- [What is expected] Below are the records. Gather each line that holds "name".
— Begin —
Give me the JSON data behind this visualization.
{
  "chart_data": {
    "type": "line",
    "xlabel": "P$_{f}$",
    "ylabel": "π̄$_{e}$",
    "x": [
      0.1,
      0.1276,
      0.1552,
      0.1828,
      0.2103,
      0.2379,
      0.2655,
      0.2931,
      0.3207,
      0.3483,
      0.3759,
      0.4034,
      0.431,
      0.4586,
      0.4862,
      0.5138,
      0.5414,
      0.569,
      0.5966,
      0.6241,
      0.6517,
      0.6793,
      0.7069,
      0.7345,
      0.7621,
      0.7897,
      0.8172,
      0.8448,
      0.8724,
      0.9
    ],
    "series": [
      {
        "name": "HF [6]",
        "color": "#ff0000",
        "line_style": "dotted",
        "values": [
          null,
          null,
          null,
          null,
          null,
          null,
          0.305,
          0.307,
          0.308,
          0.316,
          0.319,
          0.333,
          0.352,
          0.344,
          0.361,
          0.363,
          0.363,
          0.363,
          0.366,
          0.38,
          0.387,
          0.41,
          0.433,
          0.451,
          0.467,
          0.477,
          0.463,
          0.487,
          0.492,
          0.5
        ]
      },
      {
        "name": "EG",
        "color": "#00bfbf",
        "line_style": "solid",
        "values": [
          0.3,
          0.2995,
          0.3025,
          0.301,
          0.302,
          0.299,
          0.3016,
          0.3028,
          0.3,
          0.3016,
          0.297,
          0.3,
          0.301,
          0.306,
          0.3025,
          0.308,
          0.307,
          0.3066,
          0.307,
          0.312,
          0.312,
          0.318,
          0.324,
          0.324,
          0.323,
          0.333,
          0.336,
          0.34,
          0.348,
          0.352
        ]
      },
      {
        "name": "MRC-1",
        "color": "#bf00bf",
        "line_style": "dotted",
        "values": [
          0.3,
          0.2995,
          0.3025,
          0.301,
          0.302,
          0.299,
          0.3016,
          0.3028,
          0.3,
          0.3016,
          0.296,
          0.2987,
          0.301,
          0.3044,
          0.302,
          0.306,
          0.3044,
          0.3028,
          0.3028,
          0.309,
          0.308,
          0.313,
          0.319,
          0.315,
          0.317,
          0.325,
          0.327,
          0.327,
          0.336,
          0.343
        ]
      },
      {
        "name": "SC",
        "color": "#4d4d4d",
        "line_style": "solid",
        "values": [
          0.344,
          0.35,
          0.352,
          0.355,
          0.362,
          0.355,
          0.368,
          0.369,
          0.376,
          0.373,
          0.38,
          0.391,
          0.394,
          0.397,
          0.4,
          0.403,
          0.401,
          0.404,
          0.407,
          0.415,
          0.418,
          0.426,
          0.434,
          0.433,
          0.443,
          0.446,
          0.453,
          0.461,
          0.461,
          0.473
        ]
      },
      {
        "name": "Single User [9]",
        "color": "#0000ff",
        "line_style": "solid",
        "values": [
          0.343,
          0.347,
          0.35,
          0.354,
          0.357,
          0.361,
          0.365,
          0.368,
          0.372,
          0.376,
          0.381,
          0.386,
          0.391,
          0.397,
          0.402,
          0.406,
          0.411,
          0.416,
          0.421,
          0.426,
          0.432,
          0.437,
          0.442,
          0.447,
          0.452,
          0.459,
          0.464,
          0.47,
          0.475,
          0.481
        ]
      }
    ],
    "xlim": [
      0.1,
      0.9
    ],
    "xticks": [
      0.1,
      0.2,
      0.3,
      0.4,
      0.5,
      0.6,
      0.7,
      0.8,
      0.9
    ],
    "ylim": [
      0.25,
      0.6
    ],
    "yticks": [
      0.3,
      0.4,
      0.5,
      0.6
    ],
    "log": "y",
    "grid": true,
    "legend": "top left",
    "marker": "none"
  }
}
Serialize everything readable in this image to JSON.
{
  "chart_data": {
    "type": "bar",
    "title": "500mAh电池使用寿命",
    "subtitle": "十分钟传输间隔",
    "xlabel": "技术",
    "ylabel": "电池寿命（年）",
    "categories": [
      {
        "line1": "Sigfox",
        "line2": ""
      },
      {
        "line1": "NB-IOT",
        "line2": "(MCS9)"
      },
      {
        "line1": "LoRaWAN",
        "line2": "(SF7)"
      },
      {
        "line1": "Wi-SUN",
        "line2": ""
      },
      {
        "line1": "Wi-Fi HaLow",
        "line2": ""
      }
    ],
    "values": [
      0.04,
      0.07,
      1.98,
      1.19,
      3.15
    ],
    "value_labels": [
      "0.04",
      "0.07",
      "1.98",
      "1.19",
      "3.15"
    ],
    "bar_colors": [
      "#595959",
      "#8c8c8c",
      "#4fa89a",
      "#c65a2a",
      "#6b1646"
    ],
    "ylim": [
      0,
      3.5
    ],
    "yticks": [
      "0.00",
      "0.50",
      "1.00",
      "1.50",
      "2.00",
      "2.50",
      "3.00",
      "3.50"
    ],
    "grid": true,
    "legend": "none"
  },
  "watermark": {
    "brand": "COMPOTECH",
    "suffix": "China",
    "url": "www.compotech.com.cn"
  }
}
— End —
- [Reply]
        "name": "HF [6]",
        "name": "EG",
        "name": "MRC-1",
        "name": "SC",
        "name": "Single User [9]",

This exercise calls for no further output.